• _STATED TASK_
What follows is a block of records; restate each one word for word.

___ MATERIAL TO PROCESS

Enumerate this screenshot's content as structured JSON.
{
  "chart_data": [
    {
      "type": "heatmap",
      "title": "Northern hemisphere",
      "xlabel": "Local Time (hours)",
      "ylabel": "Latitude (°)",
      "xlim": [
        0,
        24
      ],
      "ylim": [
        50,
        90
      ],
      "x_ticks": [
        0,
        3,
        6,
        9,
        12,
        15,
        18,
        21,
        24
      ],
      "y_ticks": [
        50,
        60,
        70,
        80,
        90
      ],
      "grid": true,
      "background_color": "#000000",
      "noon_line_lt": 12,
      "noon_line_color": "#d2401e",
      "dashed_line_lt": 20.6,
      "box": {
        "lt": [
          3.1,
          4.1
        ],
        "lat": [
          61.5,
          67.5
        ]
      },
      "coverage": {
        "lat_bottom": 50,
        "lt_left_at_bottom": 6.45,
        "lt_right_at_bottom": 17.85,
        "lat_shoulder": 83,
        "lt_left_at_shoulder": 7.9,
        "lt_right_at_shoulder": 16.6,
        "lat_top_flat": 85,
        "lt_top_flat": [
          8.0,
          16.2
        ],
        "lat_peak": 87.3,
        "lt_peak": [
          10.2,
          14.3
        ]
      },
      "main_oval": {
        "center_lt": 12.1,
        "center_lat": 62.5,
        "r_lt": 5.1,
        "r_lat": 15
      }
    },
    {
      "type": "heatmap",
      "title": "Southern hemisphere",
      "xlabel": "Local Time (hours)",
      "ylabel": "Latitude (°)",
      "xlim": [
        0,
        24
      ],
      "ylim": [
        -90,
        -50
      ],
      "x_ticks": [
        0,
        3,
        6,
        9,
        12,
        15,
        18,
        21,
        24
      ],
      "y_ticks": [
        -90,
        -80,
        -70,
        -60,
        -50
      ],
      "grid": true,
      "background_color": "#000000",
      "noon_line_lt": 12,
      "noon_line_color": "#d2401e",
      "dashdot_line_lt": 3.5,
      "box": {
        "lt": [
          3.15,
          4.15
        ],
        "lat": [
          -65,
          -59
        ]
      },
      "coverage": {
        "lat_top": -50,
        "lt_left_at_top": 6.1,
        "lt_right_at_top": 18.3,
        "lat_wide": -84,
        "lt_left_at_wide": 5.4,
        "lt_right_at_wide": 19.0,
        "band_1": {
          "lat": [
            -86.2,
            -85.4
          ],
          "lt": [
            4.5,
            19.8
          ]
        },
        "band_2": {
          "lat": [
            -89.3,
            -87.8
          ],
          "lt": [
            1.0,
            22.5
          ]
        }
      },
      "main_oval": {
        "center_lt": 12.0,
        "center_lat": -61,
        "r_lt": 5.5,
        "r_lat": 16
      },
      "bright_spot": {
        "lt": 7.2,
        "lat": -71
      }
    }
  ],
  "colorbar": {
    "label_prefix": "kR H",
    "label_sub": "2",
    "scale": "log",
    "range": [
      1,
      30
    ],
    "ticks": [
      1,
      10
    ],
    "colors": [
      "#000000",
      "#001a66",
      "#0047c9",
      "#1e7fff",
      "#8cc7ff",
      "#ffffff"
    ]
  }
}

______

• _EXERCISE SOLUTION_
Enumerate this screenshot's content as structured JSON.
{
  "chart_data": [
    {
      "type": "heatmap",
      "title": "Northern hemisphere",
      "xlabel": "Local Time (hours)",
      "ylabel": "Latitude (°)",
      "xlim": [
        0,
        24
      ],
      "ylim": [
        50,
        90
      ],
      "x_ticks": [
        0,
        3,
        6,
        9,
        12,
        15,
        18,
        21,
        24
      ],
      "y_ticks": [
        50,
        60,
        70,
        80,
        90
      ],
      "grid": true,
      "background_color": "#000000",
      "noon_line_lt": 12,
      "noon_line_color": "#d2401e",
      "dashed_line_lt": 20.6,
      "box": {
        "lt": [
          3.1,
          4.1
        ],
        "lat": [
          61.5,
          67.5
        ]
      },
      "coverage": {
        "lat_bottom": 50,
        "lt_left_at_bottom": 6.45,
        "lt_right_at_bottom": 17.85,
        "lat_shoulder": 83,
        "lt_left_at_shoulder": 7.9,
        "lt_right_at_shoulder": 16.6,
        "lat_top_flat": 85,
        "lt_top_flat": [
          8.0,
          16.2
        ],
        "lat_peak": 87.3,
        "lt_peak": [
          10.2,
          14.3
        ]
      },
      "main_oval": {
        "center_lt": 12.1,
        "center_lat": 62.5,
        "r_lt": 5.1,
        "r_lat": 15
      }
    },
    {
      "type": "heatmap",
      "title": "Southern hemisphere",
      "xlabel": "Local Time (hours)",
      "ylabel": "Latitude (°)",
      "xlim": [
        0,
        24
      ],
      "ylim": [
        -90,
        -50
      ],
      "x_ticks": [
        0,
        3,
        6,
        9,
        12,
        15,
        18,
        21,
        24
      ],
      "y_ticks": [
        -90,
        -80,
        -70,
        -60,
        -50
      ],
      "grid": true,
      "background_color": "#000000",
      "noon_line_lt": 12,
      "noon_line_color": "#d2401e",
      "dashdot_line_lt": 3.5,
      "box": {
        "lt": [
          3.15,
          4.15
        ],
        "lat": [
          -65,
          -59
        ]
      },
      "coverage": {
        "lat_top": -50,
        "lt_left_at_top": 6.1,
        "lt_right_at_top": 18.3,
        "lat_wide": -84,
        "lt_left_at_wide": 5.4,
        "lt_right_at_wide": 19.0,
        "band_1": {
          "lat": [
            -86.2,
            -85.4
          ],
          "lt": [
            4.5,
            19.8
          ]
        },
        "band_2": {
          "lat": [
            -89.3,
            -87.8
          ],
          "lt": [
            1.0,
            22.5
          ]
        }
      },
      "main_oval": {
        "center_lt": 12.0,
        "center_lat": -61,
        "r_lt": 5.5,
        "r_lat": 16
      },
      "bright_spot": {
        "lt": 7.2,
        "lat": -71
      }
    }
  ],
  "colorbar": {
    "label_prefix": "kR H",
    "label_sub": "2",
    "scale": "log",
    "range": [
      1,
      30
    ],
    "ticks": [
      1,
      10
    ],
    "colors": [
      "#000000",
      "#001a66",
      "#0047c9",
      "#1e7fff",
      "#8cc7ff",
      "#ffffff"
    ]
  }
}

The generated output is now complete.